◆ TASK TO COMPLETE
Print the full listing exactly.

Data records
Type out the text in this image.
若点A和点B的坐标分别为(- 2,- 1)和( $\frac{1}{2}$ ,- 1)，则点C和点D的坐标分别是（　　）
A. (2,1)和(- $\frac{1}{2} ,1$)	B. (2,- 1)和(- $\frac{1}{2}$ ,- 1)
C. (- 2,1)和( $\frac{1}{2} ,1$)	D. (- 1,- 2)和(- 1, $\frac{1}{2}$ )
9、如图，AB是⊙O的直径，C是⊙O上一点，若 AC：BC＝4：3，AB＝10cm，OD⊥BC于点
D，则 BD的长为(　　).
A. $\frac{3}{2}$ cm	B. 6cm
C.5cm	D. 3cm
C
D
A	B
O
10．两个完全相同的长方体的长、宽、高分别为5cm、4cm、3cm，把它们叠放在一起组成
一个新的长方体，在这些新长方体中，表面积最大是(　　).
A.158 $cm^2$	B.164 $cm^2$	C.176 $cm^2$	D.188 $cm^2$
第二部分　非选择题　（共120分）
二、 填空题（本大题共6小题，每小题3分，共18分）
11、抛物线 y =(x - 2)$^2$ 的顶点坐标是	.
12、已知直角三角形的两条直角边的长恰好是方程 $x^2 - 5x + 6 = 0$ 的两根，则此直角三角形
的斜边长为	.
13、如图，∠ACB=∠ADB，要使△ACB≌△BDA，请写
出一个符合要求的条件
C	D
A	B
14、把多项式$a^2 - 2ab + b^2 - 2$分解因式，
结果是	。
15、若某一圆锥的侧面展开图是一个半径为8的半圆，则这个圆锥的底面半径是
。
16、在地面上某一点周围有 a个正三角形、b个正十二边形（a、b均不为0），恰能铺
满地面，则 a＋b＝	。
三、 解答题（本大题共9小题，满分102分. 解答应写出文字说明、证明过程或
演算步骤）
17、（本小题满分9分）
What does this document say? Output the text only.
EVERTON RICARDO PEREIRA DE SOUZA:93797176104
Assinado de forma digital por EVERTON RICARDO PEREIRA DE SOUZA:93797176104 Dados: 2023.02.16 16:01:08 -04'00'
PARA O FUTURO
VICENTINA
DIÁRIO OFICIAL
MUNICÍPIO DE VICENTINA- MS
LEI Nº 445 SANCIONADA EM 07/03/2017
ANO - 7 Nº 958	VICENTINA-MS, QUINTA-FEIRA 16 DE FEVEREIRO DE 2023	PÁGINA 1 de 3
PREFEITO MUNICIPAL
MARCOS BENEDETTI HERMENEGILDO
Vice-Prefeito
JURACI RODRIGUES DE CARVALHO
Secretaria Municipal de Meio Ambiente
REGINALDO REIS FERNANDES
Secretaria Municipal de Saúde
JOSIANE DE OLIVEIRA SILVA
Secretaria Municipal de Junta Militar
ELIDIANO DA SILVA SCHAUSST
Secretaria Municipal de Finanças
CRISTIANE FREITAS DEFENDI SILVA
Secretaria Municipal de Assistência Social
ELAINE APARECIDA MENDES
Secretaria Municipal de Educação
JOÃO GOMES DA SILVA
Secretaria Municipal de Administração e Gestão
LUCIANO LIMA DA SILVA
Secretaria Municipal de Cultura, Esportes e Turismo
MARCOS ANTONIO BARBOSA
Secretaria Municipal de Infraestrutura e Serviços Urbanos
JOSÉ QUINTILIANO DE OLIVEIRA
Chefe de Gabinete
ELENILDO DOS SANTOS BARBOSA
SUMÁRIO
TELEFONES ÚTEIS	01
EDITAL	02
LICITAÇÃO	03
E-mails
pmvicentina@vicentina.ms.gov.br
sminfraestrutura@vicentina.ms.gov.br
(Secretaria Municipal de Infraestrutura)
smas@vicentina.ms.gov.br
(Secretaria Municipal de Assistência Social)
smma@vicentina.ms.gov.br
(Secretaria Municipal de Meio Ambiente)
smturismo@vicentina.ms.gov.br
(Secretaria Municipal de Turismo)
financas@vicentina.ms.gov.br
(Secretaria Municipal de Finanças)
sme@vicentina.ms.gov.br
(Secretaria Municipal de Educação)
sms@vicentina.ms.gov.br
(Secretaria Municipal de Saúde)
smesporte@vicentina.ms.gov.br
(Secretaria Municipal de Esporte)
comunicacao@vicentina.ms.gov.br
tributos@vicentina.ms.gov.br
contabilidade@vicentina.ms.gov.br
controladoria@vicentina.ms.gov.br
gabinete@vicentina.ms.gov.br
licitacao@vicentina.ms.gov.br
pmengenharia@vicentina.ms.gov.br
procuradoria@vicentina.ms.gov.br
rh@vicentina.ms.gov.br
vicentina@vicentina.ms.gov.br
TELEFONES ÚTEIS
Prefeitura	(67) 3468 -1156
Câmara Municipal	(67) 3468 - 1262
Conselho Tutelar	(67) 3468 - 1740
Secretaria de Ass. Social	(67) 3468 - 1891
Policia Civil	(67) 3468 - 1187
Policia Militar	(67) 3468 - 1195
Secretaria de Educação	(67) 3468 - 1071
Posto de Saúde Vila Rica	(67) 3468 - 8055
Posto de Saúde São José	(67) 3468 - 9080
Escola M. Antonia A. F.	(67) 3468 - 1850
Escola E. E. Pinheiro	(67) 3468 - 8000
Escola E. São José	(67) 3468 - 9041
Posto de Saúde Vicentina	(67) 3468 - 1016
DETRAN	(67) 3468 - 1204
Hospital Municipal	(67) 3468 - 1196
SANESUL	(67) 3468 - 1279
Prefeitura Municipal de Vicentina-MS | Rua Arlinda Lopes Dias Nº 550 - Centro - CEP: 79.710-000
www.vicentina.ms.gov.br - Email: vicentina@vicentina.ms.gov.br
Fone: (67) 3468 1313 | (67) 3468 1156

◆ WRITTEN SOLUTION
Type out the text in this image.
若点A和点B的坐标分别为(- 2,- 1)和( $\frac{1}{2}$ ,- 1)，则点C和点D的坐标分别是（　　）
A. (2,1)和(- $\frac{1}{2} ,1$)	B. (2,- 1)和(- $\frac{1}{2}$ ,- 1)
C. (- 2,1)和( $\frac{1}{2} ,1$)	D. (- 1,- 2)和(- 1, $\frac{1}{2}$ )
9、如图，AB是⊙O的直径，C是⊙O上一点，若 AC：BC＝4：3，AB＝10cm，OD⊥BC于点
D，则 BD的长为(　　).
A. $\frac{3}{2}$ cm	B. 6cm
C.5cm	D. 3cm
C
D
A	B
O
10．两个完全相同的长方体的长、宽、高分别为5cm、4cm、3cm，把它们叠放在一起组成
一个新的长方体，在这些新长方体中，表面积最大是(　　).
A.158 $cm^2$	B.164 $cm^2$	C.176 $cm^2$	D.188 $cm^2$
第二部分　非选择题　（共120分）
二、 填空题（本大题共6小题，每小题3分，共18分）
11、抛物线 y =(x - 2)$^2$ 的顶点坐标是	.
12、已知直角三角形的两条直角边的长恰好是方程 $x^2 - 5x + 6 = 0$ 的两根，则此直角三角形
的斜边长为	.
13、如图，∠ACB=∠ADB，要使△ACB≌△BDA，请写
出一个符合要求的条件
C	D
A	B
14、把多项式$a^2 - 2ab + b^2 - 2$分解因式，
结果是	。
15、若某一圆锥的侧面展开图是一个半径为8的半圆，则这个圆锥的底面半径是
。
16、在地面上某一点周围有 a个正三角形、b个正十二边形（a、b均不为0），恰能铺
满地面，则 a＋b＝	。
三、 解答题（本大题共9小题，满分102分. 解答应写出文字说明、证明过程或
演算步骤）
17、（本小题满分9分）
What does this document say? Output the text only.
EVERTON RICARDO PEREIRA DE SOUZA:93797176104
Assinado de forma digital por EVERTON RICARDO PEREIRA DE SOUZA:93797176104 Dados: 2023.02.16 16:01:08 -04'00'
PARA O FUTURO
VICENTINA
DIÁRIO OFICIAL
MUNICÍPIO DE VICENTINA- MS
LEI Nº 445 SANCIONADA EM 07/03/2017
ANO - 7 Nº 958	VICENTINA-MS, QUINTA-FEIRA 16 DE FEVEREIRO DE 2023	PÁGINA 1 de 3
PREFEITO MUNICIPAL
MARCOS BENEDETTI HERMENEGILDO
Vice-Prefeito
JURACI RODRIGUES DE CARVALHO
Secretaria Municipal de Meio Ambiente
REGINALDO REIS FERNANDES
Secretaria Municipal de Saúde
JOSIANE DE OLIVEIRA SILVA
Secretaria Municipal de Junta Militar
ELIDIANO DA SILVA SCHAUSST
Secretaria Municipal de Finanças
CRISTIANE FREITAS DEFENDI SILVA
Secretaria Municipal de Assistência Social
ELAINE APARECIDA MENDES
Secretaria Municipal de Educação
JOÃO GOMES DA SILVA
Secretaria Municipal de Administração e Gestão
LUCIANO LIMA DA SILVA
Secretaria Municipal de Cultura, Esportes e Turismo
MARCOS ANTONIO BARBOSA
Secretaria Municipal de Infraestrutura e Serviços Urbanos
JOSÉ QUINTILIANO DE OLIVEIRA
Chefe de Gabinete
ELENILDO DOS SANTOS BARBOSA
SUMÁRIO
TELEFONES ÚTEIS	01
EDITAL	02
LICITAÇÃO	03
E-mails
pmvicentina@vicentina.ms.gov.br
sminfraestrutura@vicentina.ms.gov.br
(Secretaria Municipal de Infraestrutura)
smas@vicentina.ms.gov.br
(Secretaria Municipal de Assistência Social)
smma@vicentina.ms.gov.br
(Secretaria Municipal de Meio Ambiente)
smturismo@vicentina.ms.gov.br
(Secretaria Municipal de Turismo)
financas@vicentina.ms.gov.br
(Secretaria Municipal de Finanças)
sme@vicentina.ms.gov.br
(Secretaria Municipal de Educação)
sms@vicentina.ms.gov.br
(Secretaria Municipal de Saúde)
smesporte@vicentina.ms.gov.br
(Secretaria Municipal de Esporte)
comunicacao@vicentina.ms.gov.br
tributos@vicentina.ms.gov.br
contabilidade@vicentina.ms.gov.br
controladoria@vicentina.ms.gov.br
gabinete@vicentina.ms.gov.br
licitacao@vicentina.ms.gov.br
pmengenharia@vicentina.ms.gov.br
procuradoria@vicentina.ms.gov.br
rh@vicentina.ms.gov.br
vicentina@vicentina.ms.gov.br
TELEFONES ÚTEIS
Prefeitura	(67) 3468 -1156
Câmara Municipal	(67) 3468 - 1262
Conselho Tutelar	(67) 3468 - 1740
Secretaria de Ass. Social	(67) 3468 - 1891
Policia Civil	(67) 3468 - 1187
Policia Militar	(67) 3468 - 1195
Secretaria de Educação	(67) 3468 - 1071
Posto de Saúde Vila Rica	(67) 3468 - 8055
Posto de Saúde São José	(67) 3468 - 9080
Escola M. Antonia A. F.	(67) 3468 - 1850
Escola E. E. Pinheiro	(67) 3468 - 8000
Escola E. São José	(67) 3468 - 9041
Posto de Saúde Vicentina	(67) 3468 - 1016
DETRAN	(67) 3468 - 1204
Hospital Municipal	(67) 3468 - 1196
SANESUL	(67) 3468 - 1279
Prefeitura Municipal de Vicentina-MS | Rua Arlinda Lopes Dias Nº 550 - Centro - CEP: 79.710-000
www.vicentina.ms.gov.br - Email: vicentina@vicentina.ms.gov.br
Fone: (67) 3468 1313 | (67) 3468 1156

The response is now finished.